### THINGS TO DO:
a. In the MongoDB aggregation page below, could you repeat the part that opens with the words "Toolbar – Click" and closes with "Code, and Explain.", swapping "Stage editor" for "Stage panel"?
b. Could you extend the MongoDB aggregation page below, picking up right after its final sentence?

### SELECTION:
..............................

A MongoDB Aggregation Example with $match, $group & $sort

tl;dr

Shortcuts

Take a Free Aggregation Course

Aggregation Editor lets you visually build and debug aggregation queries, with a clear view of the data inputs and outputs of every stage. Developers and data engineers can build accurate aggregation pipelines and quickly export data or automatically generate application code.

Open Aggregation Editor – F4
Run the entire pipeline – F5
Show Input to this Stage – F6
Show Output from this Stage – F7
Move Selected Stage Up – Shift + F8
Move Selected Stage Down – F8
Add New Stage – Shift + Ctrl + N (Shift + ⌘+ N)
Load query – Ctrl + O (⌘+ O)
Save query – Ctrl + S (⌘+ S)
Save query as – Shift + Ctrl + S (Shift + ⌘+ S)
Open Auto-Completion – Ctrl + Space (^ + Space)
Format code – Ctrl + Alt + L (⌥ + ⌘ + L)

Take the Free Academy 3T MongoDB 301 Aggregation Course and learn how to use the Aggregation Editor in an interactive tutorial with quizzes to enhance your learning experience.

Aggregation in MongoDB is a way of processing and transforming documents in a collection by passing them through stages in an aggregation pipeline. Stages can filter, sort, group, reshape, or modify documents.

Watch the video below to learn how to add aggregation stages to a pipeline and check the data inputs and outputs of a stage:

Basics

To open Aggregation Editor:

Toolbar – Click on the Aggregate button
Right-click – Right-click on a target collection and choose Open Aggregation Editor
Shortcut – Press F4

The Aggregation Editor consists of the following sections: Pipeline, Stage editor, Pipeline output, Stage input/output, Query Code, and Explain.

Pipeline

Pipeline (top left) shows all the aggregation stages at a glance and you can add, duplicate, and move them as needed.

Stage editor

The Stage editor (top right) is where you write or edit the aggregate query. When you open a new Aggregation Editor tab, Stage 1 is automatically added for you, ready for you to enter the details and if required, add a name of your choice to the stage number.

..............................

### LISTED RECORDS:

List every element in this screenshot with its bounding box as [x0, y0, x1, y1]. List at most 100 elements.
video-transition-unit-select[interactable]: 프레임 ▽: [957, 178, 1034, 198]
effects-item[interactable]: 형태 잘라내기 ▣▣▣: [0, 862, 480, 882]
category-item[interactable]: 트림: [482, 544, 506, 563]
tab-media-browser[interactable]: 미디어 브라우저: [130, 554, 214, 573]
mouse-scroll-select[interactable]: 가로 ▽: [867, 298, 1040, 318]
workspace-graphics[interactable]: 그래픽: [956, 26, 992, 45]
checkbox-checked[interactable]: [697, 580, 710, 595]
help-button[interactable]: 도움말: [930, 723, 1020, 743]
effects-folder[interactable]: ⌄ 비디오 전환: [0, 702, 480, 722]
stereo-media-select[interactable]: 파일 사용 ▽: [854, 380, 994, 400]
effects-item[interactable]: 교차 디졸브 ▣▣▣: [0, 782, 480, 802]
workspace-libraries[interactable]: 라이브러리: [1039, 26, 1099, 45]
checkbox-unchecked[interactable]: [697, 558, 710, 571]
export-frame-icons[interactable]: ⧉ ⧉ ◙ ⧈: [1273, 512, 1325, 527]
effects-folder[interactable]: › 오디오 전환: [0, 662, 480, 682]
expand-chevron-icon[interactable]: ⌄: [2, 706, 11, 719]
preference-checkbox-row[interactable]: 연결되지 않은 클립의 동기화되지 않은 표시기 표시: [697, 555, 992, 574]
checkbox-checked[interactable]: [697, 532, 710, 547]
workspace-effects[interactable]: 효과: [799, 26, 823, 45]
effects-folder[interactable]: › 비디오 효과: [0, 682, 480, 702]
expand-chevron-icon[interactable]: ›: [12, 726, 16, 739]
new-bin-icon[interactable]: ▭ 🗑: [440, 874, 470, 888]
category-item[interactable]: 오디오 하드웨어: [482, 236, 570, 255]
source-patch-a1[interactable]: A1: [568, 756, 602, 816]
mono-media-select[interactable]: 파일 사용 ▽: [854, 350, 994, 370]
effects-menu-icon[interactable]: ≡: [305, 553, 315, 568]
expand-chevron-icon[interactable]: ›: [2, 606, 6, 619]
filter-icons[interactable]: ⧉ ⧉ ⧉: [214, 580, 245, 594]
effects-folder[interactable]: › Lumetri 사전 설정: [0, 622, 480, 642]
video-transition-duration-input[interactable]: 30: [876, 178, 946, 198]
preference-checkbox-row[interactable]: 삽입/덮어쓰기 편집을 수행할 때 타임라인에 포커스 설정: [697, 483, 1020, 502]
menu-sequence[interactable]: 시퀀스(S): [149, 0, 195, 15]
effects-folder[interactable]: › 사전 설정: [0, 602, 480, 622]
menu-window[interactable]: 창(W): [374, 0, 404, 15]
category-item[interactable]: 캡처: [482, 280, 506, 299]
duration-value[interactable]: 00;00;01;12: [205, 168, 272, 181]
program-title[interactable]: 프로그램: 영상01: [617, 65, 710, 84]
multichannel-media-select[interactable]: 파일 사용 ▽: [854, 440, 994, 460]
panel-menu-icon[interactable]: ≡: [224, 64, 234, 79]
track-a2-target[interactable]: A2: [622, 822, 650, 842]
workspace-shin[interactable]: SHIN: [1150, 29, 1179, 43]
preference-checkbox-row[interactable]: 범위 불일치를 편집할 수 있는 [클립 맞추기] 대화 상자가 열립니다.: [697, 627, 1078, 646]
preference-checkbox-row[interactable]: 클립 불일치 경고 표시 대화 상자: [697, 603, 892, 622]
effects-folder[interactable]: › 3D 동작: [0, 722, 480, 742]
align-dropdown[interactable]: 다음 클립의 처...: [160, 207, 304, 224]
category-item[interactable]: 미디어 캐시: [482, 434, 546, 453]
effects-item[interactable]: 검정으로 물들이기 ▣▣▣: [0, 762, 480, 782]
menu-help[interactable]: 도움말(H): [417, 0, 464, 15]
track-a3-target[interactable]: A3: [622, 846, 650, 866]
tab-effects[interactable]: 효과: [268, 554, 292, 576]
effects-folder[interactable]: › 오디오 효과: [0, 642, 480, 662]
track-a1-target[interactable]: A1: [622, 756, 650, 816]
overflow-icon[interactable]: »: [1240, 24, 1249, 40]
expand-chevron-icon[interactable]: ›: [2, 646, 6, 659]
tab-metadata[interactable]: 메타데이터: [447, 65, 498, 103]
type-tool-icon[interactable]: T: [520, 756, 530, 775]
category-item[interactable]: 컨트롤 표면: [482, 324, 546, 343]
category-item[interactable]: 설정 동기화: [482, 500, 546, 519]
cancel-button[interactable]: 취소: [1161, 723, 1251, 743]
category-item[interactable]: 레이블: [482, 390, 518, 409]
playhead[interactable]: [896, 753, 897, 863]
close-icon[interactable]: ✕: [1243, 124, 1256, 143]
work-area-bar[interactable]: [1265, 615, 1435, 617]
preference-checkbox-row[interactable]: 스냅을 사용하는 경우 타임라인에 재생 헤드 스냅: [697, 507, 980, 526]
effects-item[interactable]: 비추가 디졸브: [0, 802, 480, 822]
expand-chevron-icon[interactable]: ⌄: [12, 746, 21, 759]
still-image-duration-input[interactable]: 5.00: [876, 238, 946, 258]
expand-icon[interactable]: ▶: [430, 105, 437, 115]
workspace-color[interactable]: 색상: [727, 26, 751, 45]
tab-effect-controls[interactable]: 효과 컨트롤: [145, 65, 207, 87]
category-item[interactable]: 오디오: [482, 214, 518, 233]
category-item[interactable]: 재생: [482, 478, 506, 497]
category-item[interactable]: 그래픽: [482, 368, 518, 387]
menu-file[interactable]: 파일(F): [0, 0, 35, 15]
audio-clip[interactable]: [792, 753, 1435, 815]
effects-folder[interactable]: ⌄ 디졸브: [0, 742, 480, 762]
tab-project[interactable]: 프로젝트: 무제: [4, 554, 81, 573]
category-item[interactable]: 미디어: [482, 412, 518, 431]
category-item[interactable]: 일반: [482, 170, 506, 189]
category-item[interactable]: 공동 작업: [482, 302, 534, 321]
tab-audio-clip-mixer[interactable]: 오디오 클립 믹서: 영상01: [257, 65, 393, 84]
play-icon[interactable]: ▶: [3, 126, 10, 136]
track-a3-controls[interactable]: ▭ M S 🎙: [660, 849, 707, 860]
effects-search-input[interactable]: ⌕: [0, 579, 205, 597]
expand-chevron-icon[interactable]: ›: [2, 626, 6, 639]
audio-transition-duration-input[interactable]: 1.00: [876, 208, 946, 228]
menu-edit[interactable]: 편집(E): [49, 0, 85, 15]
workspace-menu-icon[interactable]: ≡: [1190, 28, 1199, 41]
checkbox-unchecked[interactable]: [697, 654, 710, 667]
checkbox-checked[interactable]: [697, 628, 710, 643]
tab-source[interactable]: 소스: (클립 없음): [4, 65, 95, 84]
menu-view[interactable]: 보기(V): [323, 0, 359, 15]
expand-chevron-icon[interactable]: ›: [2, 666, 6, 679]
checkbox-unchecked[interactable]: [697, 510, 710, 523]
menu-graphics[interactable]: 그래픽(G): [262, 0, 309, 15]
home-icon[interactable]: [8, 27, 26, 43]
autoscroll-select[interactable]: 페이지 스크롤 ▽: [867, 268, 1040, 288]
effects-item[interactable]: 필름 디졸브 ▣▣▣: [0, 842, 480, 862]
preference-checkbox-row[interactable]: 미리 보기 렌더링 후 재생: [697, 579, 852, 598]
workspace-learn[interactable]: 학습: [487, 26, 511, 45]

..............................

### ANSWERS GIVEN:
a.
Toolbar – Click on the Aggregate button
Right-click – Right-click on a target collection and choose Open Aggregation Editor
Shortcut – Press F4

The Aggregation Editor consists of the following sections: Pipeline, Stage panel, Pipeline output, Stage input/output, Query Code, and Explain.

b.
Pipeline output

The Pipeline output tab (bottom) shows the output of the full pipeline.

Stage input/output

The Stage input/output tab (bottom) shows the inputs and outputs in their respective panels, Stage Input and Stage Output.

Stage Input and Stage Output in the Aggregation Editor shows the data flowing into and out of each stage

Query Code

The Query Code tab (bottom) translates aggregation queries to JavaScript, Java, C#, Python, PHP, Ruby, and the MongoDB Shell language. Run the aggregation query and get code you can use in your applications.

When Language is set to MongoDB Shell, Open in IntelliShell lets you develop your query in Studio 3T’s built-in MongoDB Shell.

Explain

The Explain tab visualizes the steps MongoDB took to run the aggregation query in a diagram. It shows information provided by explain ().

Learn more about Explain.

AI Helper

AI Helper is Studio 3T’s AI-powered assistant where you can ask questions about your MongoDB data in human language. When you send a question from within the Aggregation Editor to your AI model, Studio 3T responds with an aggregation query that contains the corresponding stages of an aggregation pipeline. You can use this response as is, or continue building your aggregation query, then run it in the Aggregation Editor.

Ask questions about your MongoDB data and automatically create the stages of an aggregation pipeline.

Learn more about AI-powered query generation and how to set up AI Helper.

Options

The Options dialog is where you can set disk use, custom collation, and index hint settings.

Allow disk use enables writing to temporary files, which will then allow aggregation operations to write data to the _tmp subdirectory in the dbPath directory.

Customizing your queries’ collation influences how searching and sorting is performed. Learn more about collation.

Index hints enable you to tune aggregation performance by specifying an index to use when loading the pipeline with documents. You can choose the order of the collection scan, select a particular index, or create an index specification document to define the first pass that aggregation makes to fill the pipeline.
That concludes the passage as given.